* _EXERCISE PROMPT_:
Find the lines below that contain the string "仰山慕水". Copy each one.

** START OF RAW DATA **

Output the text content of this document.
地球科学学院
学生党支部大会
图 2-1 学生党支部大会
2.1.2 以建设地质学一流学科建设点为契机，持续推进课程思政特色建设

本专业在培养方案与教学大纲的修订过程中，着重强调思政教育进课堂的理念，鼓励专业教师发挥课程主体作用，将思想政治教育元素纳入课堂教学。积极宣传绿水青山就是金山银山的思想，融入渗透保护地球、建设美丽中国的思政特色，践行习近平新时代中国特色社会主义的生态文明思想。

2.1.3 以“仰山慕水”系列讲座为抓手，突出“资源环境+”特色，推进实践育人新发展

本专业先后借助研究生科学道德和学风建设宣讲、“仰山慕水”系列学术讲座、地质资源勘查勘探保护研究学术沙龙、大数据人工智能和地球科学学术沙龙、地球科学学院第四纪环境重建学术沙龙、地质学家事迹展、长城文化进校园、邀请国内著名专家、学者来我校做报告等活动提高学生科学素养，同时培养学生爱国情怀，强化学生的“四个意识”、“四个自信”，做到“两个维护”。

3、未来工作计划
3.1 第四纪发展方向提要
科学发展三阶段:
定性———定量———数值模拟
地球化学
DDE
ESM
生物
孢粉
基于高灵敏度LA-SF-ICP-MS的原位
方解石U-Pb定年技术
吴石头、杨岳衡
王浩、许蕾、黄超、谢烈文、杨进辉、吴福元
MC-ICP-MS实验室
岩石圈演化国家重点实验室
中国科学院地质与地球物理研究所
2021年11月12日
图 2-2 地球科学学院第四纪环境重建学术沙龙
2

** END OF RAW DATA **

* _RESULT FOR THIS TASK_:
2.1.3 以“仰山慕水”系列讲座为抓手，突出“资源环境+”特色，推进实践育人新发展
本专业先后借助研究生科学道德和学风建设宣讲、“仰山慕水”系列学术讲座、地质资源勘查勘探保护研究学术沙龙、大数据人工智能和地球科学学术沙龙、地球科学学院第四纪环境重建学术沙龙、地质学家事迹展、长城文化进校园、邀请国内著名专家、学者来我校做报告等活动提高学生科学素养，同时培养学生爱国情怀，强化学生的“四个意识”、“四个自信”，做到“两个维护”。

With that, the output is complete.